__WORK REQUIRED__
Track down each line that has the word "color" and copy it.

__RECORD EXCERPTS__
※
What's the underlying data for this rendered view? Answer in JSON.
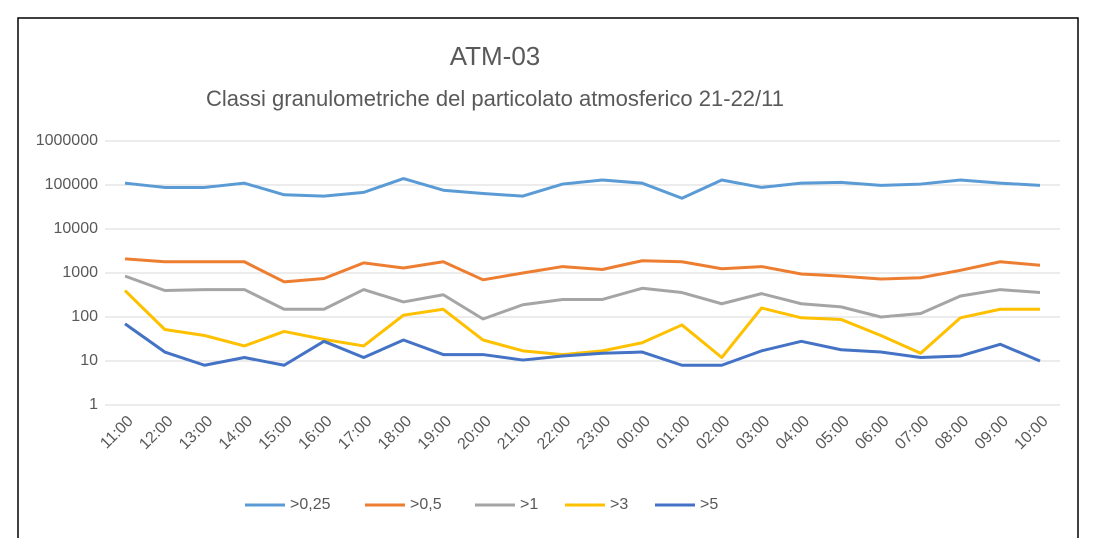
{
  "chart_data": {
    "type": "line",
    "title": "ATM-03",
    "subtitle": "Classi granulometriche del particolato atmosferico 21-22/11",
    "categories": [
      "11:00",
      "12:00",
      "13:00",
      "14:00",
      "15:00",
      "16:00",
      "17:00",
      "18:00",
      "19:00",
      "20:00",
      "21:00",
      "22:00",
      "23:00",
      "00:00",
      "01:00",
      "02:00",
      "03:00",
      "04:00",
      "05:00",
      "06:00",
      "07:00",
      "08:00",
      "09:00",
      "10:00"
    ],
    "series": [
      {
        "name": ">0,25",
        "color": "#5b9bd5",
        "values": [
          110000,
          88000,
          88000,
          110000,
          60000,
          56000,
          68000,
          140000,
          76000,
          64000,
          56000,
          105000,
          130000,
          110000,
          50000,
          130000,
          88000,
          110000,
          115000,
          98000,
          105000,
          130000,
          110000,
          98000
        ]
      },
      {
        "name": ">0,5",
        "color": "#ed7d31",
        "values": [
          2100,
          1800,
          1800,
          1800,
          630,
          750,
          1700,
          1300,
          1800,
          700,
          1000,
          1400,
          1200,
          1900,
          1800,
          1250,
          1400,
          950,
          850,
          730,
          780,
          1150,
          1800,
          1500
        ]
      },
      {
        "name": ">1",
        "color": "#a5a5a5",
        "values": [
          850,
          400,
          420,
          420,
          150,
          150,
          420,
          220,
          320,
          90,
          190,
          250,
          250,
          450,
          360,
          200,
          340,
          200,
          170,
          100,
          120,
          300,
          420,
          360
        ]
      },
      {
        "name": ">3",
        "color": "#ffc000",
        "values": [
          400,
          52,
          38,
          22,
          47,
          31,
          22,
          110,
          150,
          30,
          17,
          14,
          17,
          26,
          66,
          12,
          160,
          96,
          88,
          38,
          15,
          96,
          150,
          150
        ]
      },
      {
        "name": ">5",
        "color": "#4472c4",
        "values": [
          70,
          16,
          8,
          12,
          8,
          28,
          12,
          30,
          14,
          14,
          10.5,
          13,
          15,
          16,
          8,
          8,
          17,
          28,
          18,
          16,
          12,
          13,
          24,
          10
        ]
      }
    ],
    "ylim": [
      1,
      1000000
    ],
    "yticks": [
      1,
      10,
      100,
      1000,
      10000,
      100000,
      1000000
    ],
    "log_scale": true,
    "grid": true,
    "legend": "bottom"
  }
}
※
__TASK RESPONSE__
        "color": "#5b9bd5",
        "color": "#ed7d31",
        "color": "#a5a5a5",
        "color": "#ffc000",
        "color": "#4472c4",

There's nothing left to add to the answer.